> [Exercise prompt] Copy every line of the listing exactly.

[Source records]

○ ○ ○ ○ ○

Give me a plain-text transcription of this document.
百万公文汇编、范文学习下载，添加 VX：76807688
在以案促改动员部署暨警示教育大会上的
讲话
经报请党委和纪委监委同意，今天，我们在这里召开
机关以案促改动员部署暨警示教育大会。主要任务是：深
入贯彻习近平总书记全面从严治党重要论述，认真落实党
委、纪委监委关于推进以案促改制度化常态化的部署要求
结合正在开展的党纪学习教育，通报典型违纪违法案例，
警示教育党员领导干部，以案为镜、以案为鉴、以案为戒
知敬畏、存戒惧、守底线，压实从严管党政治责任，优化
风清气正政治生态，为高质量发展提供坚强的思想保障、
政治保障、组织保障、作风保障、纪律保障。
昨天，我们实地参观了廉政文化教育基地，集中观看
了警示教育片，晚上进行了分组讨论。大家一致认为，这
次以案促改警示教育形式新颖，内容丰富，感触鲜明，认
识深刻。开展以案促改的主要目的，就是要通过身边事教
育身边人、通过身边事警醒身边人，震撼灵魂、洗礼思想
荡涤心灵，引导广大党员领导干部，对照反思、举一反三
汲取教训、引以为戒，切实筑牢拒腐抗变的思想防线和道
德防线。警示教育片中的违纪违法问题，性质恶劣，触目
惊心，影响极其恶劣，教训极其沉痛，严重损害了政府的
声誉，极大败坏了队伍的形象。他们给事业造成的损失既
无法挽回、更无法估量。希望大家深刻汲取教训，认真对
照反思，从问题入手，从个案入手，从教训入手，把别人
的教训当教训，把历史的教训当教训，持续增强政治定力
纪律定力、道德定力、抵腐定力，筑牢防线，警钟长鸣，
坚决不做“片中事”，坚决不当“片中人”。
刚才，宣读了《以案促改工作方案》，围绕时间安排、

○ ○ ○ ○ ○

> [Result]
Give me a plain-text transcription of this document.
百万公文汇编、范文学习下载，添加 VX：76807688
在以案促改动员部署暨警示教育大会上的
讲话
经报请党委和纪委监委同意，今天，我们在这里召开
机关以案促改动员部署暨警示教育大会。主要任务是：深
入贯彻习近平总书记全面从严治党重要论述，认真落实党
委、纪委监委关于推进以案促改制度化常态化的部署要求
结合正在开展的党纪学习教育，通报典型违纪违法案例，
警示教育党员领导干部，以案为镜、以案为鉴、以案为戒
知敬畏、存戒惧、守底线，压实从严管党政治责任，优化
风清气正政治生态，为高质量发展提供坚强的思想保障、
政治保障、组织保障、作风保障、纪律保障。
昨天，我们实地参观了廉政文化教育基地，集中观看
了警示教育片，晚上进行了分组讨论。大家一致认为，这
次以案促改警示教育形式新颖，内容丰富，感触鲜明，认
识深刻。开展以案促改的主要目的，就是要通过身边事教
育身边人、通过身边事警醒身边人，震撼灵魂、洗礼思想
荡涤心灵，引导广大党员领导干部，对照反思、举一反三
汲取教训、引以为戒，切实筑牢拒腐抗变的思想防线和道
德防线。警示教育片中的违纪违法问题，性质恶劣，触目
惊心，影响极其恶劣，教训极其沉痛，严重损害了政府的
声誉，极大败坏了队伍的形象。他们给事业造成的损失既
无法挽回、更无法估量。希望大家深刻汲取教训，认真对
照反思，从问题入手，从个案入手，从教训入手，把别人
的教训当教训，把历史的教训当教训，持续增强政治定力
纪律定力、道德定力、抵腐定力，筑牢防线，警钟长鸣，
坚决不做“片中事”，坚决不当“片中人”。
刚才，宣读了《以案促改工作方案》，围绕时间安排、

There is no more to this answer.